Task brief: Gather every line in the records below that contains the word "обозначает".

Dataset rows:
* START *
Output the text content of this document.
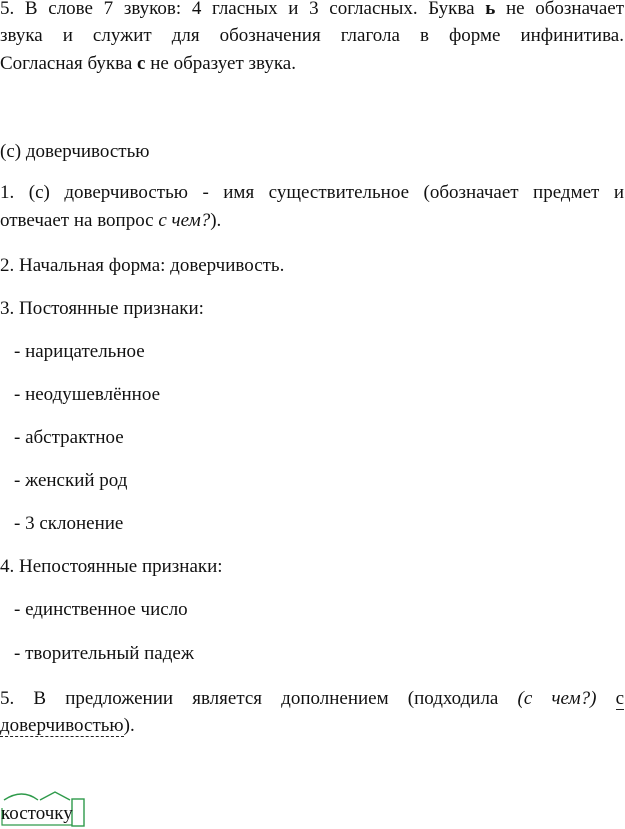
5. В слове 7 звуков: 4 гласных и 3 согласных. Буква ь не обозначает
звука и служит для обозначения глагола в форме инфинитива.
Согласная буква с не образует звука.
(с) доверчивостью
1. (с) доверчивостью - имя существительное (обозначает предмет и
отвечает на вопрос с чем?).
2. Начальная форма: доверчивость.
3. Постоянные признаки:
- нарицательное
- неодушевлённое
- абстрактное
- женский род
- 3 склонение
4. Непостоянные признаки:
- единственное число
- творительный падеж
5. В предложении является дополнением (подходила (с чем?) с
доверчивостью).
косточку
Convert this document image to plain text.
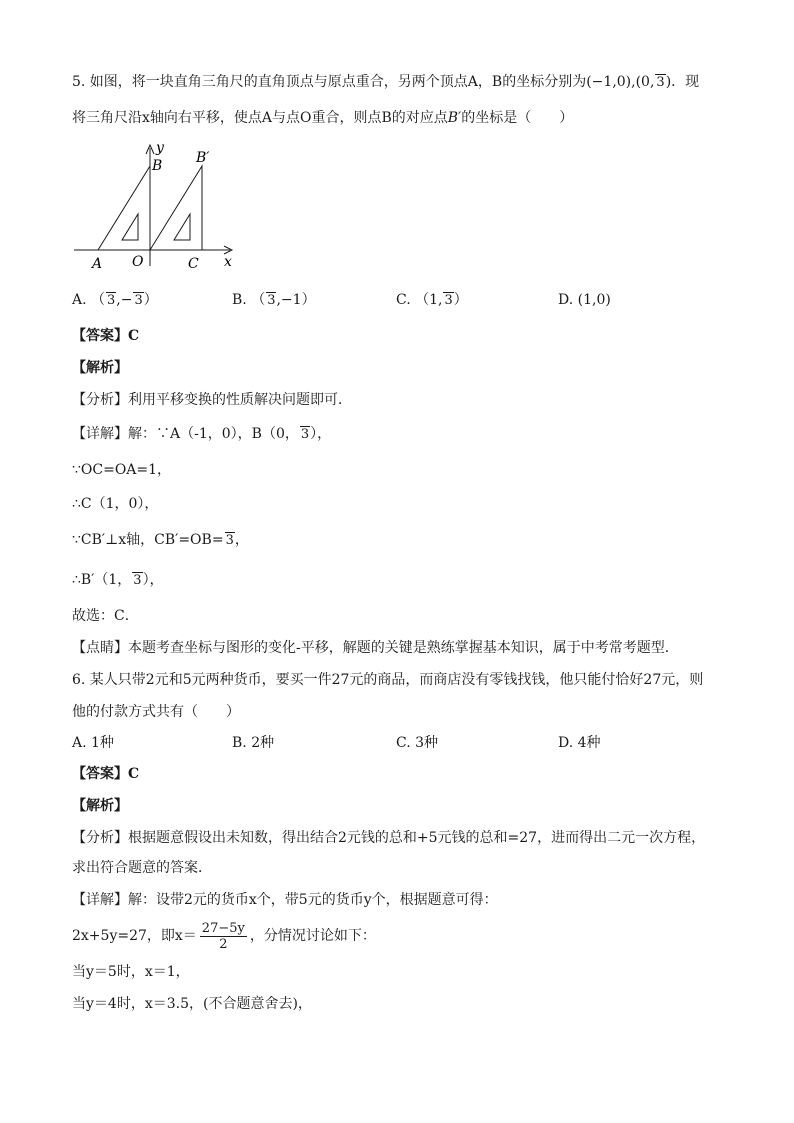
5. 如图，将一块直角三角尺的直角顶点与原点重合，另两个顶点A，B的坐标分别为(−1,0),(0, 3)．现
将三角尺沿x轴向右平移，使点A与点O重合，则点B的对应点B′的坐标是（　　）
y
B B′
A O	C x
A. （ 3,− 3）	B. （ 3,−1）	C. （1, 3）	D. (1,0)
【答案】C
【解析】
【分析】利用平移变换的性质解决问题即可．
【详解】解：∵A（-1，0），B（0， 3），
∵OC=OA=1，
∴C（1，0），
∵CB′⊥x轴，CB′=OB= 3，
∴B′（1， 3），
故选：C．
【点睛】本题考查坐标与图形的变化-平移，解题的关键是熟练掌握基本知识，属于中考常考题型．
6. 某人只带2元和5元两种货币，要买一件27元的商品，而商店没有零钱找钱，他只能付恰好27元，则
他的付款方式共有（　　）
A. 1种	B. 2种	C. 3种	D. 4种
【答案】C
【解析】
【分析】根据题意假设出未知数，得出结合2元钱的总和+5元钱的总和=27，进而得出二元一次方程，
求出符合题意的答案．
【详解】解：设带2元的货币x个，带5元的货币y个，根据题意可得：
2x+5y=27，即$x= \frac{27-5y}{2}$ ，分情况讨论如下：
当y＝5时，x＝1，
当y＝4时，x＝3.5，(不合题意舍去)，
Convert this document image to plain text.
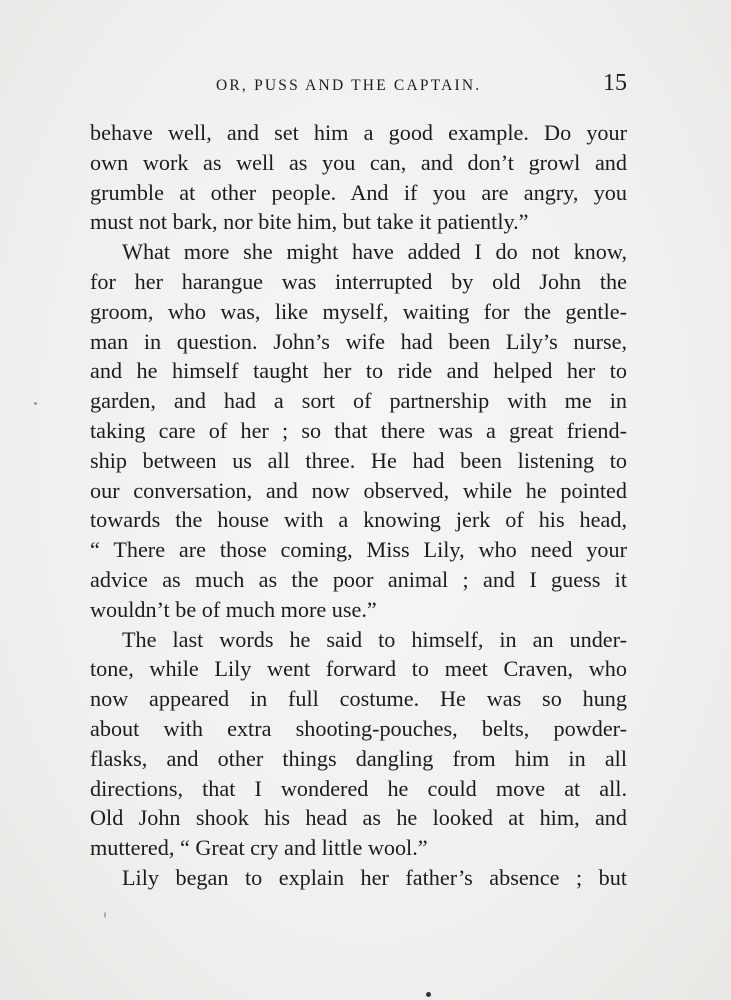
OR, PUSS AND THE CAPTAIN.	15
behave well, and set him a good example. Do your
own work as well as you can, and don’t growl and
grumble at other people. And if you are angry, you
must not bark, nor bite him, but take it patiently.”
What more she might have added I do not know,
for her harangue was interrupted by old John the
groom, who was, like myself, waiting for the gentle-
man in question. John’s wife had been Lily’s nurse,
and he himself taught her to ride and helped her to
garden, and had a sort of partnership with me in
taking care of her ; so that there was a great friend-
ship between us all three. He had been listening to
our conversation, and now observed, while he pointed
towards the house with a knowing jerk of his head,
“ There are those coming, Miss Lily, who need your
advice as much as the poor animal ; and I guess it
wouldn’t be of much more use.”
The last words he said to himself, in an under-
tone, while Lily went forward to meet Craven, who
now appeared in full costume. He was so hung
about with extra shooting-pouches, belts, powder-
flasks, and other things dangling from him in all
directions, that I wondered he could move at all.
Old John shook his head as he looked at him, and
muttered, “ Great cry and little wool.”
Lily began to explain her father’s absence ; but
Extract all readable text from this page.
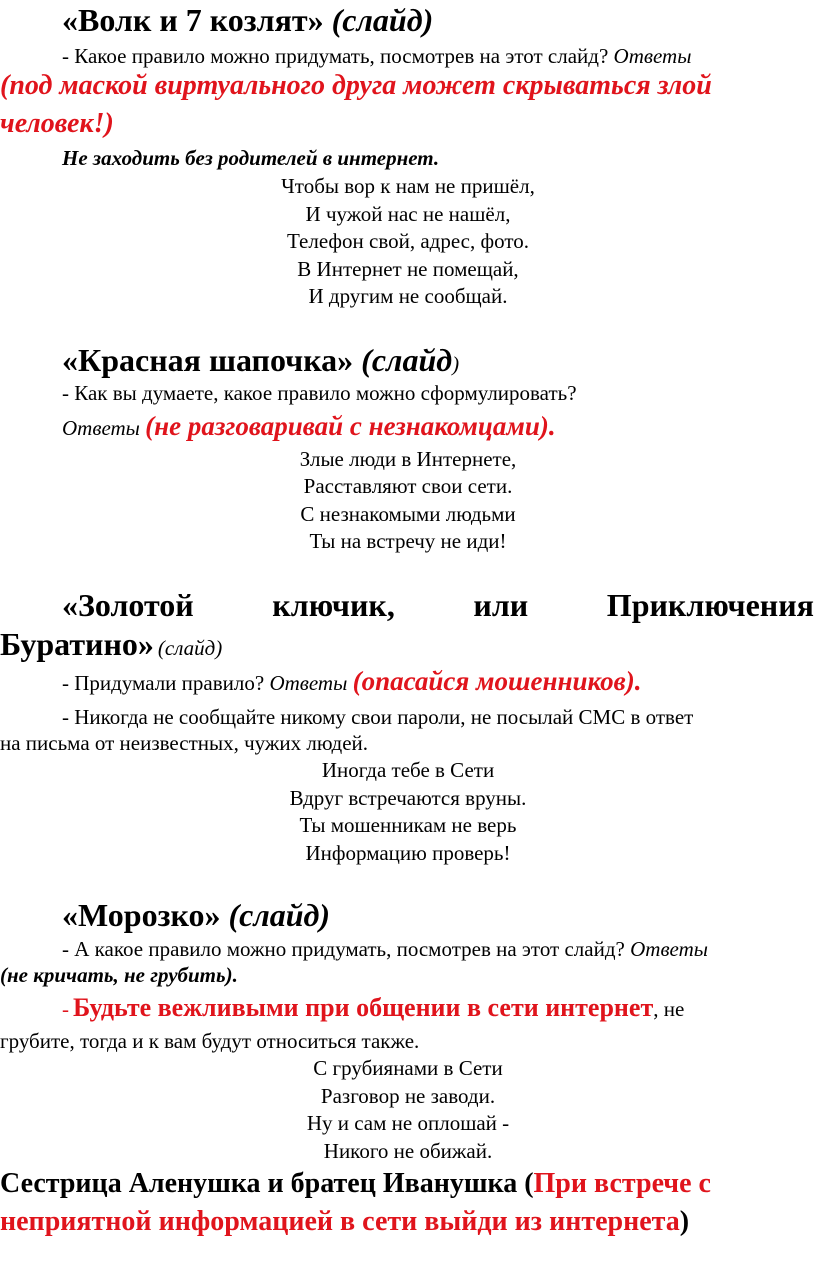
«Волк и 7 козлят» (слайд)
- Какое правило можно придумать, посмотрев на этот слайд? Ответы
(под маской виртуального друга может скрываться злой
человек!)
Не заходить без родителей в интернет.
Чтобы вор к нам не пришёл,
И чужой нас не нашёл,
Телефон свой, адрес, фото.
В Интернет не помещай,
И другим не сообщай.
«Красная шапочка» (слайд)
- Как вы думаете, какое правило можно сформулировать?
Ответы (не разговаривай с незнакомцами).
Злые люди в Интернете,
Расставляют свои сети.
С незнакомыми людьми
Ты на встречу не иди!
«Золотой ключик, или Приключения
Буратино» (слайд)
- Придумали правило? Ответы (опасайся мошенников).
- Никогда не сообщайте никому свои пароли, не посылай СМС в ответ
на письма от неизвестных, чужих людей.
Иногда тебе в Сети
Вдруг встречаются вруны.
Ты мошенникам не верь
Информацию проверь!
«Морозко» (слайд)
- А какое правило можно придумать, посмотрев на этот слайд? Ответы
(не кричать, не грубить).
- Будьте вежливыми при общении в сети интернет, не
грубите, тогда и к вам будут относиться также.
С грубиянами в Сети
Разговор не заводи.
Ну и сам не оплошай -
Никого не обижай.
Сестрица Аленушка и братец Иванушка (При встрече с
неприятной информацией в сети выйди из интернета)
* END *
Exercise answer:
5. В слове 7 звуков: 4 гласных и 3 согласных. Буква ь не обозначает
1. (с) доверчивостью - имя существительное (обозначает предмет и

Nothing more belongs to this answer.